- _GIVEN INSTRUCTION A_
From the mailing list post about choosing an RPI module for LAM/MPI, reproduce word for word the stretch from "I want to run" through "rpi modules sysv/usysv.".
- _GIVEN INSTRUCTION B_
Transcribe every line of both record blocks below, keeping each line unchanged.

- _EXTRACTED TEXT_
━━━━━━━━━━

LAM/MPI logo

LAM/MPI General User's Mailing List Archives

  |   Home   |   Download   |   Documentation   |   FAQ   |   all just in this list

From: Maharaja Pandian (pandian_at_[hidden])
Date: 2005-01-19 12:00:43


Your mail on Jan 4:
>Another note -- after running test all night, the errors only showed up in
the usysv RPI. This is not 100% conclusive, of course -- the lack >of an
error showing up doesn't mean that the error doesn't exist -- but it does
seem to give pretty good credence to my theory that this >is a problem with
the usysv RPI somehow.

I want to run Linpack using LAM/MPI 7.1.1 on a large cluster ( more than
400 nodes -- dual processor; Gigabit ethernet connection). I cannot take a
chance in using the usysv rpi that can potentially give wrong answer.
To be safe, I am thinking to choose tcp rpi module instead of the shared
memory rpi modules sysv/usysv.
As you may know, Linpack uses MPI_BCAST. On each node - 2 cpus, only 2 mpi
tasks will run, so the system will not be oversubscribed.
When I ran a pingpong test to measure the latency and bandwidth (
node-to-node communication), there was no significant difference between
these modules. Do you have any pointer to performance results for LAM/MPI
on a large cluster?

Do you have any comments about choosing the tcp module for Linpack?

The LAM/MPI User's Guide, sec 9.4.4 - page 89, says: "Although all
communication is still layered on MPI point -to -point functions, the
algorithm attempts to maximize the use of on-node communication..."

If I choose the tcp rpi module, does the coll smp module use only tcp rpi f
or MPI point to point on-node communication?

Thanks for your help.

━━━━━━━━━━

- _PROVIDED INFORMATION_

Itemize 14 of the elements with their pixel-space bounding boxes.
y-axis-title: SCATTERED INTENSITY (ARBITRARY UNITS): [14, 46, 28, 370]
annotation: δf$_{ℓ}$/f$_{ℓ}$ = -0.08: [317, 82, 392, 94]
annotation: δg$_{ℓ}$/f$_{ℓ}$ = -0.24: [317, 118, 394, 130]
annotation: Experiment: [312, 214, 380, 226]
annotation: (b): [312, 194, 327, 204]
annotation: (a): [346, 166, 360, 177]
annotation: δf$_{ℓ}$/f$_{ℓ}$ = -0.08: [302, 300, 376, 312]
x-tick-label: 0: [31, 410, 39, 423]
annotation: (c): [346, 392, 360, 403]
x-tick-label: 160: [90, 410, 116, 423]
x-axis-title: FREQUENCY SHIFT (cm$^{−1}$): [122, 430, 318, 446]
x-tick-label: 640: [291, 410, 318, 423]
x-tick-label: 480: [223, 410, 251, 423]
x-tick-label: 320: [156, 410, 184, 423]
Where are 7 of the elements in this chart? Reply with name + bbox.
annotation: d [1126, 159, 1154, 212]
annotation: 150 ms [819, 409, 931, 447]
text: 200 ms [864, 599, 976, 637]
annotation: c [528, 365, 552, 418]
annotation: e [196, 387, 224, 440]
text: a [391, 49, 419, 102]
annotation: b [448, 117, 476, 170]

━━━━━━━━━━

- _EXPECTED OUTPUT A_
I want to run Linpack using LAM/MPI 7.1.1 on a large cluster ( more than
400 nodes -- dual processor; Gigabit ethernet connection). I cannot take a
chance in using the usysv rpi that can potentially give wrong answer.
To be safe, I am thinking to choose tcp rpi module instead of the shared
memory rpi modules sysv/usysv.

- _EXPECTED OUTPUT B_
Itemize 14 of the elements with their pixel-space bounding boxes.
y-axis-title: SCATTERED INTENSITY (ARBITRARY UNITS): [14, 46, 28, 370]
annotation: δf$_{ℓ}$/f$_{ℓ}$ = -0.08: [317, 82, 392, 94]
annotation: δg$_{ℓ}$/f$_{ℓ}$ = -0.24: [317, 118, 394, 130]
annotation: Experiment: [312, 214, 380, 226]
annotation: (b): [312, 194, 327, 204]
annotation: (a): [346, 166, 360, 177]
annotation: δf$_{ℓ}$/f$_{ℓ}$ = -0.08: [302, 300, 376, 312]
x-tick-label: 0: [31, 410, 39, 423]
annotation: (c): [346, 392, 360, 403]
x-tick-label: 160: [90, 410, 116, 423]
x-axis-title: FREQUENCY SHIFT (cm$^{−1}$): [122, 430, 318, 446]
x-tick-label: 640: [291, 410, 318, 423]
x-tick-label: 480: [223, 410, 251, 423]
x-tick-label: 320: [156, 410, 184, 423]
Where are 7 of the elements in this chart? Reply with name + bbox.
annotation: d [1126, 159, 1154, 212]
annotation: 150 ms [819, 409, 931, 447]
text: 200 ms [864, 599, 976, 637]
annotation: c [528, 365, 552, 418]
annotation: e [196, 387, 224, 440]
text: a [391, 49, 419, 102]
annotation: b [448, 117, 476, 170]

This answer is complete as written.